(Stored records)

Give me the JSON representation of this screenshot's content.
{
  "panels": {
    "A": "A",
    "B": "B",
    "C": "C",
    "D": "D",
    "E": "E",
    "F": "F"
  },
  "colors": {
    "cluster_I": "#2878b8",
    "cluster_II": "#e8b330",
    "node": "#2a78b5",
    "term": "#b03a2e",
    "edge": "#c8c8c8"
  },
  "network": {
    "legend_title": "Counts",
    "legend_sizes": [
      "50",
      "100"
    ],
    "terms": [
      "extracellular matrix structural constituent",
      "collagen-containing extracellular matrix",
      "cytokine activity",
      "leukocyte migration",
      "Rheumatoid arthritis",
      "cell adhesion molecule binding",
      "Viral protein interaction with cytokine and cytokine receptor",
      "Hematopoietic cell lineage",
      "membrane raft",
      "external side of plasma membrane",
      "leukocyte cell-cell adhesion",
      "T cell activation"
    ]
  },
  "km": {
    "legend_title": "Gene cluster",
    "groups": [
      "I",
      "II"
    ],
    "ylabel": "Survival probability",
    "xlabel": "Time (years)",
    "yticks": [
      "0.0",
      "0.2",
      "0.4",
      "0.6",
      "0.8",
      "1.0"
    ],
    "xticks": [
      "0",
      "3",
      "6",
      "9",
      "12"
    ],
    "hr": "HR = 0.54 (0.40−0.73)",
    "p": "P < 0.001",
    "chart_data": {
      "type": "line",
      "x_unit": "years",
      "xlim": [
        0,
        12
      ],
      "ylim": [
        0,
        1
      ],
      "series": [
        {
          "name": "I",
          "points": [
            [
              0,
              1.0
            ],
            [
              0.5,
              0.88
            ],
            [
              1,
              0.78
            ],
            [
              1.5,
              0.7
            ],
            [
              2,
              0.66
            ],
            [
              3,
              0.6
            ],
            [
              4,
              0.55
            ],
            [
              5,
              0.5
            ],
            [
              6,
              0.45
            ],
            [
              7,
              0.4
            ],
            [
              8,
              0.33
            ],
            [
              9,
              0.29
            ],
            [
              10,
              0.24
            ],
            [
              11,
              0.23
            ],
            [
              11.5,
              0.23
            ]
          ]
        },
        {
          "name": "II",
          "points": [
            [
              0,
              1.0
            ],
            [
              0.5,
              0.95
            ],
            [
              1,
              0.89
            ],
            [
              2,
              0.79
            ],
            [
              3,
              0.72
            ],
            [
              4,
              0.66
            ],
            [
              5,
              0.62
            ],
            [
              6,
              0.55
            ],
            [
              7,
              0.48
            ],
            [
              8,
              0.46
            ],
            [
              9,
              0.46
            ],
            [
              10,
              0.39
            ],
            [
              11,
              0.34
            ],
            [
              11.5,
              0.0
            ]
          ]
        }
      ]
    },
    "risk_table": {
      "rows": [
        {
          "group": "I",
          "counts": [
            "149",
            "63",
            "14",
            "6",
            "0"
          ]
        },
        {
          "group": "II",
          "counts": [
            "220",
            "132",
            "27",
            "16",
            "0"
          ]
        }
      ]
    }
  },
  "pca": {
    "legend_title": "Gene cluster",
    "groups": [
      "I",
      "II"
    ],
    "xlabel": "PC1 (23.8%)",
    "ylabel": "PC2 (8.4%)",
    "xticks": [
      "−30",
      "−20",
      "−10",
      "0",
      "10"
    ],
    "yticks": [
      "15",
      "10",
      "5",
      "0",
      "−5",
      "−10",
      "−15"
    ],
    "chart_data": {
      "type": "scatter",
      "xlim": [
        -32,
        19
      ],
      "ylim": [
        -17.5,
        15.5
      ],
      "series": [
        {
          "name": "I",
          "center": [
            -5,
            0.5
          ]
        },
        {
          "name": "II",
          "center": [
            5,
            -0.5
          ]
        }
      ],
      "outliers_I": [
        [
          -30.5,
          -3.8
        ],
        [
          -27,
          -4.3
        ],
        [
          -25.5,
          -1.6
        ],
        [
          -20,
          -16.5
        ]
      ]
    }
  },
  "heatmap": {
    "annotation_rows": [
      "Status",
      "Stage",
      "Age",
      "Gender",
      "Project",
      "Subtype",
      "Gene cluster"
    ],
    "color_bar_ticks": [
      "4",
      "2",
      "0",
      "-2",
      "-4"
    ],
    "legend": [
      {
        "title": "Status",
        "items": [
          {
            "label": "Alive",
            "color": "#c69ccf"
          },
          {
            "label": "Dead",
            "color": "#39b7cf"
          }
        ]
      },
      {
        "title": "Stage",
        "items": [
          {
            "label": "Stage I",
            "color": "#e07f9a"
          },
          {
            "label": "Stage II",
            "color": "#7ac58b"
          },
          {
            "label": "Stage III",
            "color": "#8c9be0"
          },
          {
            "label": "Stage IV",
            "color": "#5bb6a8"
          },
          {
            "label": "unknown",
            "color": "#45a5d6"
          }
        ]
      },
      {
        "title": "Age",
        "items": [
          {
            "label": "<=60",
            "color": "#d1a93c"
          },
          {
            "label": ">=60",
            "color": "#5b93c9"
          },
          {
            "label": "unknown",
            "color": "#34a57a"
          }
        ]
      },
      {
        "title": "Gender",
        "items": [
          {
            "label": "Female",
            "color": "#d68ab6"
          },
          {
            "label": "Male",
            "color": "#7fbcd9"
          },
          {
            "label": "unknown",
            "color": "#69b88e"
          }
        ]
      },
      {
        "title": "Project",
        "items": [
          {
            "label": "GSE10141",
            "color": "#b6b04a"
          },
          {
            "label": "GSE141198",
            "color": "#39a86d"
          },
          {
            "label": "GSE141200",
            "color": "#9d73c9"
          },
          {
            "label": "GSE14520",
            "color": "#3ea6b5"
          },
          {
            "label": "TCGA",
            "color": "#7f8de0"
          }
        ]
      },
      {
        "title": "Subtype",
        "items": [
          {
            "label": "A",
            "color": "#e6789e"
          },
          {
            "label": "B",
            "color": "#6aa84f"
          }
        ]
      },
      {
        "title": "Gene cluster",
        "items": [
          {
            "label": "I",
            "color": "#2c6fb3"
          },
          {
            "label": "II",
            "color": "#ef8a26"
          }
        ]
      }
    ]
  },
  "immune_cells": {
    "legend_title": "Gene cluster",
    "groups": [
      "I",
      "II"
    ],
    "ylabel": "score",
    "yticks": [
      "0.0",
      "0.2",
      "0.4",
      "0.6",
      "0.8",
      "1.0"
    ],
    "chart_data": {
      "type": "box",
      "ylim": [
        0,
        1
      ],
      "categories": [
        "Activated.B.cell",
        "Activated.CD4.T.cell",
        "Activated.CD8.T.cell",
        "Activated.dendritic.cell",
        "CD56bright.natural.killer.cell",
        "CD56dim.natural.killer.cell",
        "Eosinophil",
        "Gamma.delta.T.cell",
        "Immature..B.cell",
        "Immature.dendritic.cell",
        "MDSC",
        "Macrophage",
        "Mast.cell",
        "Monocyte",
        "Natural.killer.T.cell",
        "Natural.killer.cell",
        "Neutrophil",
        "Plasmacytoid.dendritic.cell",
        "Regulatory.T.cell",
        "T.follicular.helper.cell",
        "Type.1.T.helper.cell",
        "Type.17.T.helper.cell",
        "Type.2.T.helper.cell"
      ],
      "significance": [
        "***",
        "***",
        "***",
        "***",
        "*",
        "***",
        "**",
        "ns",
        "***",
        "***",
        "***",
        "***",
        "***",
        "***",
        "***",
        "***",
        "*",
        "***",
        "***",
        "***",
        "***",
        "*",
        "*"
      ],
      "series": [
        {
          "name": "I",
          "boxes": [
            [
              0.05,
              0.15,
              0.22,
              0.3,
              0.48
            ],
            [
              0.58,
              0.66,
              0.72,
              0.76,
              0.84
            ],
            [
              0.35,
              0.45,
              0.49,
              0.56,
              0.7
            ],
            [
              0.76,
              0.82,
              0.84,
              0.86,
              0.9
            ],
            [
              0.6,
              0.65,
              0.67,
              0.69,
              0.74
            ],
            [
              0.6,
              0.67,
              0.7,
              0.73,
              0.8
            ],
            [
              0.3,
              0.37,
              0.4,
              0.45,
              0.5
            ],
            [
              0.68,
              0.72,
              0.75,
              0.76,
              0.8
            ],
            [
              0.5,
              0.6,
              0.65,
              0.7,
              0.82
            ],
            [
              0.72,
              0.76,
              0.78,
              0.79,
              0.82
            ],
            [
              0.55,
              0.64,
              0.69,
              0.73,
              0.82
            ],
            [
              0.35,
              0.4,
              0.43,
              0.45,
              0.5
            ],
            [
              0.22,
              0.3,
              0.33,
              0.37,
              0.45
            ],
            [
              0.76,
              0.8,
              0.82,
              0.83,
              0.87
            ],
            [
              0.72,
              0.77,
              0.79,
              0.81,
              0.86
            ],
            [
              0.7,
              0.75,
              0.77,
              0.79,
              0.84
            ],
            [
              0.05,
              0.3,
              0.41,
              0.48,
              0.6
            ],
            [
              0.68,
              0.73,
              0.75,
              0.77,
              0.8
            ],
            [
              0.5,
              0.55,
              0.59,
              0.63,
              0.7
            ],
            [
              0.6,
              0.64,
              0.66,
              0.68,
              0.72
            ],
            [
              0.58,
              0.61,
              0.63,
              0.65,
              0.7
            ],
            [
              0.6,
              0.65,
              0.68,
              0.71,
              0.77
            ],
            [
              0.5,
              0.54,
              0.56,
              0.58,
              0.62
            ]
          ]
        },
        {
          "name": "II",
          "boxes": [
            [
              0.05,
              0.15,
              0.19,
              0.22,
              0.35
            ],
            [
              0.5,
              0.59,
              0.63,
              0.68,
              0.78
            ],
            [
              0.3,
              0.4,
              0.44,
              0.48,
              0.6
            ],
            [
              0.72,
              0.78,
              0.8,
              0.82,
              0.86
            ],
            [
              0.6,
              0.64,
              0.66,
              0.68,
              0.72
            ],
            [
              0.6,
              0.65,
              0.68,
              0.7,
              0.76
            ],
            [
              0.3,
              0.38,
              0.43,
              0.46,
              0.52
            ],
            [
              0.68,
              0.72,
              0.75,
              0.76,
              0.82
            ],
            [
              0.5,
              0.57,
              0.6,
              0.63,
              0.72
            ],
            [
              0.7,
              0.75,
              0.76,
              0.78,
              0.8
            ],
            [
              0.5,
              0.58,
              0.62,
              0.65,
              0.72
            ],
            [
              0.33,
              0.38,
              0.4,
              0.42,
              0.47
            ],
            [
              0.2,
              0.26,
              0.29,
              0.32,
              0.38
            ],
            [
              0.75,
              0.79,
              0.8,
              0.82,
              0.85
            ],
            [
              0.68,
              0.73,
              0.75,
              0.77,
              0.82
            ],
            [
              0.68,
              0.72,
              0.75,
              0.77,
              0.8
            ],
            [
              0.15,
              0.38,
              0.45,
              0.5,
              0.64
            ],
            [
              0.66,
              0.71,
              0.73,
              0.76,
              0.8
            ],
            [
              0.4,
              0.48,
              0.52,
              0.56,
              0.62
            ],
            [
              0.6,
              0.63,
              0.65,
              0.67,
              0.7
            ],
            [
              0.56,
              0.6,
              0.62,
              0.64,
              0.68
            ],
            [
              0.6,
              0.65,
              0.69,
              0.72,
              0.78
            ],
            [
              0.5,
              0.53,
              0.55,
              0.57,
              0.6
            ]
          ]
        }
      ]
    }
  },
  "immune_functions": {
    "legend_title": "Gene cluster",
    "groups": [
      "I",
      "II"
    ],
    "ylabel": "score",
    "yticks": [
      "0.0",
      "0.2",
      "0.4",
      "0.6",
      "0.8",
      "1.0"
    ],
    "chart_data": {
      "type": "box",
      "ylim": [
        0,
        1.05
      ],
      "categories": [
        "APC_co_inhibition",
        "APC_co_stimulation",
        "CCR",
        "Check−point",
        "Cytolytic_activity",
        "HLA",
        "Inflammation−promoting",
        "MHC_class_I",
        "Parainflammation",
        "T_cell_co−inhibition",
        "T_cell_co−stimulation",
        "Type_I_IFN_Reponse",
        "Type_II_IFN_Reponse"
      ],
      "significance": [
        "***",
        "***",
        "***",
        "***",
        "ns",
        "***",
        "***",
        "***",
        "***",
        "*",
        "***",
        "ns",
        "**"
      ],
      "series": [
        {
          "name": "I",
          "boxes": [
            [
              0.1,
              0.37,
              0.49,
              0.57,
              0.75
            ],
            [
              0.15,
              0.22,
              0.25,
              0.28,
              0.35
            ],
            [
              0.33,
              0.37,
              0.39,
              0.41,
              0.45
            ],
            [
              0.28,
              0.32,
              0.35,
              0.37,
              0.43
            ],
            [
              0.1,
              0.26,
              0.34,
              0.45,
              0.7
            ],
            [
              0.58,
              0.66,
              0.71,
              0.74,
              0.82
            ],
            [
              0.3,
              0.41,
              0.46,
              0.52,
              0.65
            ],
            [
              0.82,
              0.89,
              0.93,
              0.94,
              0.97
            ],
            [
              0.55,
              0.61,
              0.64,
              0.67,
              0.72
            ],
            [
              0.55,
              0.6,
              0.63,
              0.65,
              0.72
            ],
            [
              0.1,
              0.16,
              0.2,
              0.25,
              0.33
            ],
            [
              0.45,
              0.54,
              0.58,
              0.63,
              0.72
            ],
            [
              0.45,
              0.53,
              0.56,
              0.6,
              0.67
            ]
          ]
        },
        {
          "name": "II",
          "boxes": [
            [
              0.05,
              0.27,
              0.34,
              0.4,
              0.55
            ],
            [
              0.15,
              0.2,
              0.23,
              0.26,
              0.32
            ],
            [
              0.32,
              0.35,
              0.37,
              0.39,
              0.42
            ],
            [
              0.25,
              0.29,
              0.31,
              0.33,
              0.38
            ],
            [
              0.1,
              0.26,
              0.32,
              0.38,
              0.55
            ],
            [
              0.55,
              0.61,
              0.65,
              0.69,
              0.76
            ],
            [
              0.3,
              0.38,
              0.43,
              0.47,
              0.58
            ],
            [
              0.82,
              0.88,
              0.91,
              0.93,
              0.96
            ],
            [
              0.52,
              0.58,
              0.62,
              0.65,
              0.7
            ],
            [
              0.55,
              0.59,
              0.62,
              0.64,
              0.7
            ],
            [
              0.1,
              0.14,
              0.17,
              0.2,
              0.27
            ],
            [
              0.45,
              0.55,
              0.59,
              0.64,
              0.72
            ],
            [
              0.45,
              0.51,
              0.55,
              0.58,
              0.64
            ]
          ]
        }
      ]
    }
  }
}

- WHAT IS NEEDED -
Return each line of the data that contains the string "extracellular".

- TASK RESPONSE -
      "extracellular matrix structural constituent",
      "collagen-containing extracellular matrix",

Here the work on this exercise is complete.